— begin Exercise input —
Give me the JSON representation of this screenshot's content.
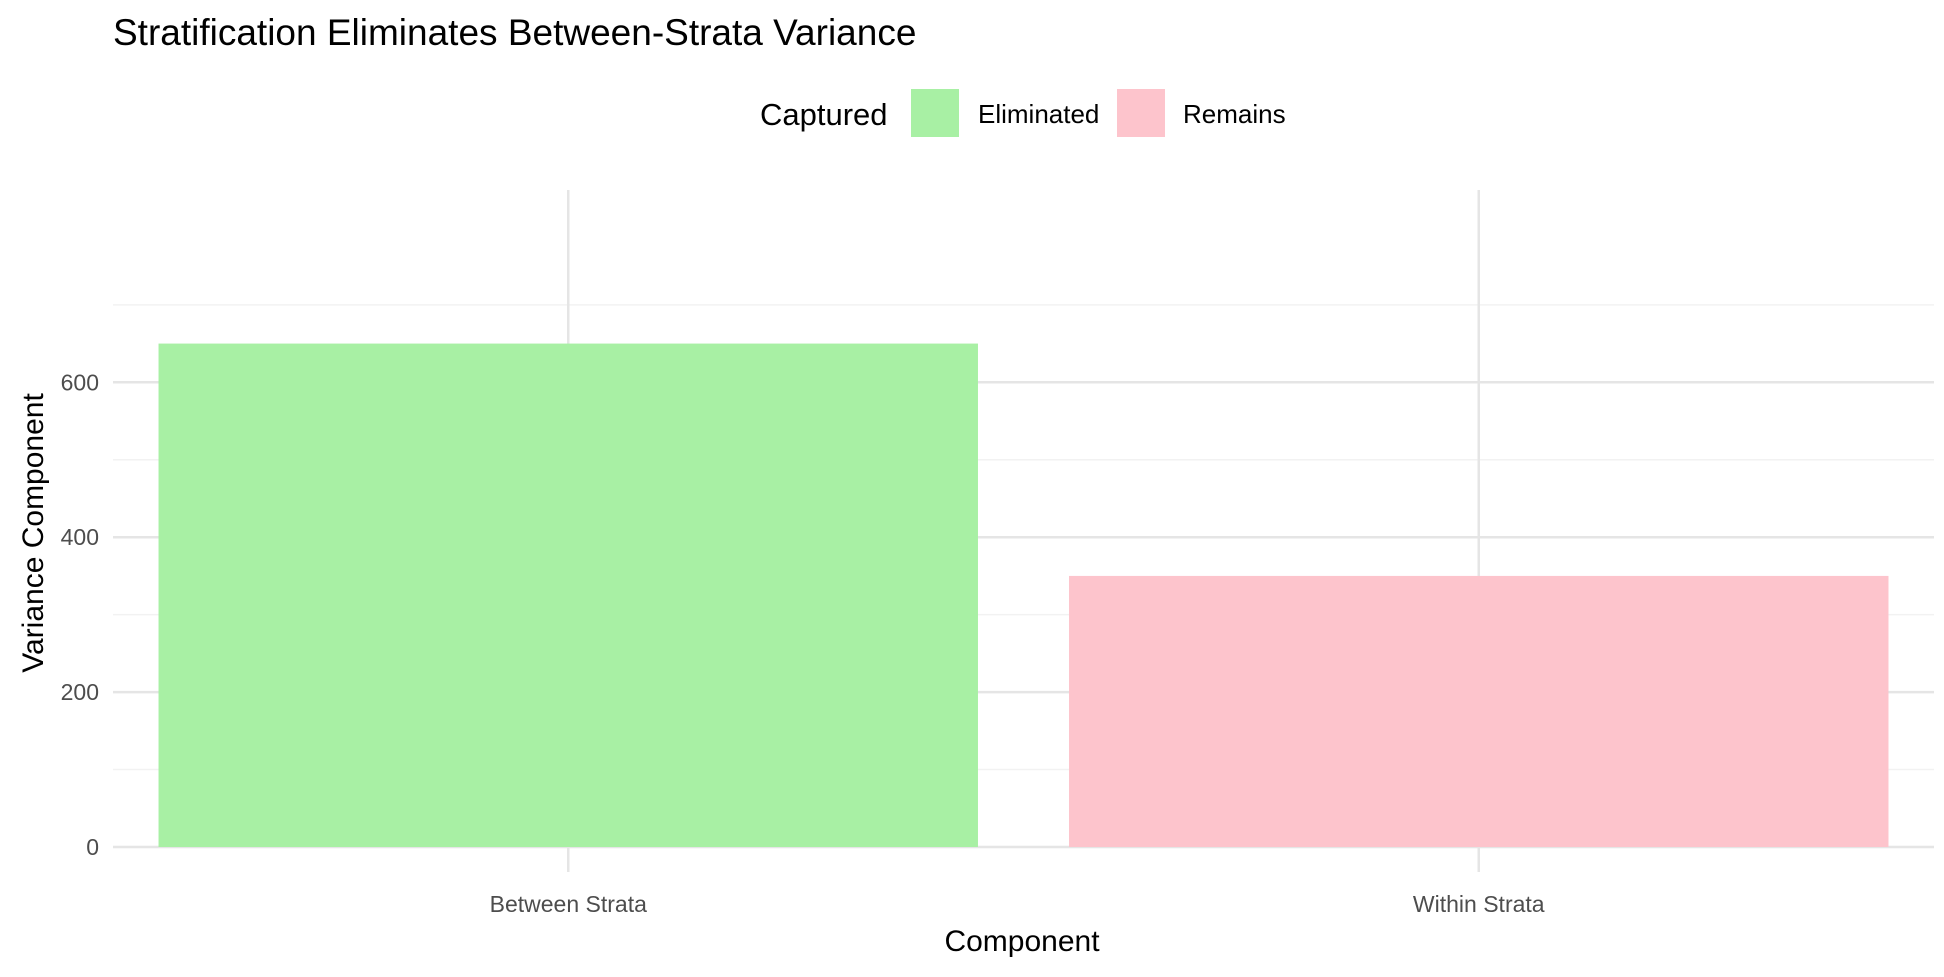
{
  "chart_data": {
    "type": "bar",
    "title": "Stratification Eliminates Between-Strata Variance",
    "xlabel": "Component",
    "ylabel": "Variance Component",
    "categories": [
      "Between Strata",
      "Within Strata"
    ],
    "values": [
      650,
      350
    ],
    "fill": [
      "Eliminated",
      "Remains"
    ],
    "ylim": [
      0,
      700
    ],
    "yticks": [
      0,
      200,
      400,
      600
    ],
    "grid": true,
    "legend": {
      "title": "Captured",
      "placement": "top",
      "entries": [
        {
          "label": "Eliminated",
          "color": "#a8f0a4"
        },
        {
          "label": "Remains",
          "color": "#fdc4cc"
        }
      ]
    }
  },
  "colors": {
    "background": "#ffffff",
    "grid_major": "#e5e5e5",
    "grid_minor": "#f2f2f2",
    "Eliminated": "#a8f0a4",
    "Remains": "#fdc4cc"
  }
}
— end Exercise input —
— begin Exercise input —
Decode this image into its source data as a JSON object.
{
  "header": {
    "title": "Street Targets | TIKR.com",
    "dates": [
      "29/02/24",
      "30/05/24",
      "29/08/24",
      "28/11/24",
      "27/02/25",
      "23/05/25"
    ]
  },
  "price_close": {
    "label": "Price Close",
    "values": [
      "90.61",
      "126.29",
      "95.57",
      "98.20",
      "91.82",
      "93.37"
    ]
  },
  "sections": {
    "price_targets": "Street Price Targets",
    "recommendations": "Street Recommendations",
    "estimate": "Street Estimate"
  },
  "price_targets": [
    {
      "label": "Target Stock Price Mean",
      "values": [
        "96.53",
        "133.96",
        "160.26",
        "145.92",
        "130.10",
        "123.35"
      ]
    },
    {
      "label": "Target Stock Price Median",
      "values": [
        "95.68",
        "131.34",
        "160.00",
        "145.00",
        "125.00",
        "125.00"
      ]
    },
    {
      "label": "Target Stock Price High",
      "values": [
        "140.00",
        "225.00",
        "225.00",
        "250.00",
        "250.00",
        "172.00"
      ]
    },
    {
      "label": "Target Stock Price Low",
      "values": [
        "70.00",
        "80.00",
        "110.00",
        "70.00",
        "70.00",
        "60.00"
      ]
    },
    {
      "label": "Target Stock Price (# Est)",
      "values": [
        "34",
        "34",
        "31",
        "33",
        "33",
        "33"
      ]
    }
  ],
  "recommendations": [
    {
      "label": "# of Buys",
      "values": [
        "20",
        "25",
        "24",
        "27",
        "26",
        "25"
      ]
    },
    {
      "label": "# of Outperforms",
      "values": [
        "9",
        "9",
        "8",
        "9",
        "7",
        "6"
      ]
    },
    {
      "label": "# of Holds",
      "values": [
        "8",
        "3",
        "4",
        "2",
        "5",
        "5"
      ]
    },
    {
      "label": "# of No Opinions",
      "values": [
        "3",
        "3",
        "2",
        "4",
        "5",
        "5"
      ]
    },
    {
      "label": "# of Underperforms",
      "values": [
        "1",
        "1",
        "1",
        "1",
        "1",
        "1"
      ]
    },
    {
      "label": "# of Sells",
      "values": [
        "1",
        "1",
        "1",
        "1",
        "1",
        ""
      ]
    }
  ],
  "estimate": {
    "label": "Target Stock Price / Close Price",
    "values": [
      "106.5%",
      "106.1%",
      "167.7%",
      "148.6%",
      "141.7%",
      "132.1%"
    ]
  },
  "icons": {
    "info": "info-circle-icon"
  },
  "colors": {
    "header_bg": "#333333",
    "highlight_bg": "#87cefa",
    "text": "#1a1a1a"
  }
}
— end Exercise input —
— begin Exercise input —
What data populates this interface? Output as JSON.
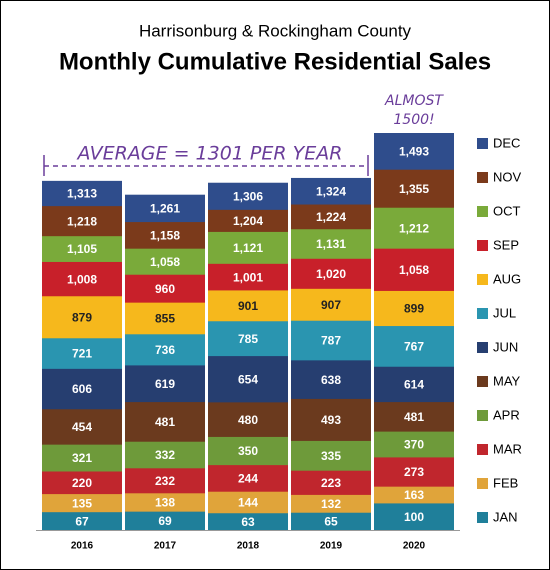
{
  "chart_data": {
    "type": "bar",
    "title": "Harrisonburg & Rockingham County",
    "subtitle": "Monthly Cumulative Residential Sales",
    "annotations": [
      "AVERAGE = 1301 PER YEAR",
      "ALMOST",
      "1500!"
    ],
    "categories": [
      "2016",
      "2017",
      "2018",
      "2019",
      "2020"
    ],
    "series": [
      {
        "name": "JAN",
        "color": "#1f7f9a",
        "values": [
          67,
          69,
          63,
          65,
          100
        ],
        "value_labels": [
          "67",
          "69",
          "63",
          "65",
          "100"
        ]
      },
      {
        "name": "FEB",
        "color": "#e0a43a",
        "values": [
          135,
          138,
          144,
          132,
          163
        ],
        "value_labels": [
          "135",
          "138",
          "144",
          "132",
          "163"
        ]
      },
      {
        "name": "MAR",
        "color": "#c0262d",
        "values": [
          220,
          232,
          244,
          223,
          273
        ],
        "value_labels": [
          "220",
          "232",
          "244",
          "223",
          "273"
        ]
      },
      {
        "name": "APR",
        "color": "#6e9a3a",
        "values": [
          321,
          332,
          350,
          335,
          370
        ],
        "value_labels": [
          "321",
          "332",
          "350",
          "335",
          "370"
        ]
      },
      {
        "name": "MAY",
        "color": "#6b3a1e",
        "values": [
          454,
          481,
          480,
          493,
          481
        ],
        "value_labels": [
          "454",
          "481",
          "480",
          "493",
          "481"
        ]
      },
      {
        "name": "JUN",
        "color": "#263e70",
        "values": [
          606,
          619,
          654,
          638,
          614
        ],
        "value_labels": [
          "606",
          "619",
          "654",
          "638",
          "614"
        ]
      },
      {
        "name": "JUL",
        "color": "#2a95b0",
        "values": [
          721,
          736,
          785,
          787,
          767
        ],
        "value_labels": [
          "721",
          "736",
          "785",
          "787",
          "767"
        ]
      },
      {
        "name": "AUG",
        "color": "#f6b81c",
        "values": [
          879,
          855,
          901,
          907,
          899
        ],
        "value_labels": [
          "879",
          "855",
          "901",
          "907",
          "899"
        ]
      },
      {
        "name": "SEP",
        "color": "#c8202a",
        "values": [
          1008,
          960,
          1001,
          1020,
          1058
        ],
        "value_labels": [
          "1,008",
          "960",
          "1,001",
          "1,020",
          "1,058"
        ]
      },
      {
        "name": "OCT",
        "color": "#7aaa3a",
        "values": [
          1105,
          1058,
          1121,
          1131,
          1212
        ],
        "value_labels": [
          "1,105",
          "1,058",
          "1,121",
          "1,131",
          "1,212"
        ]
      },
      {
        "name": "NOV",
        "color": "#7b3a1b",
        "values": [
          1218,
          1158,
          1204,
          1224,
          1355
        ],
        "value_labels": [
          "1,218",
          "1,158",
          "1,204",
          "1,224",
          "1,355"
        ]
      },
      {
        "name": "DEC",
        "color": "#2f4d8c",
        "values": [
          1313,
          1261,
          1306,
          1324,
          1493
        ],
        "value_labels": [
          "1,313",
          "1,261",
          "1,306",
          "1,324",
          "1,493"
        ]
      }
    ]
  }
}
— end Exercise input —
Exercise objective: Identify each line containing the string "Between" and copy it out.

Response to this task:
    "title": "Stratification Eliminates Between-Strata Variance",
      "Between Strata",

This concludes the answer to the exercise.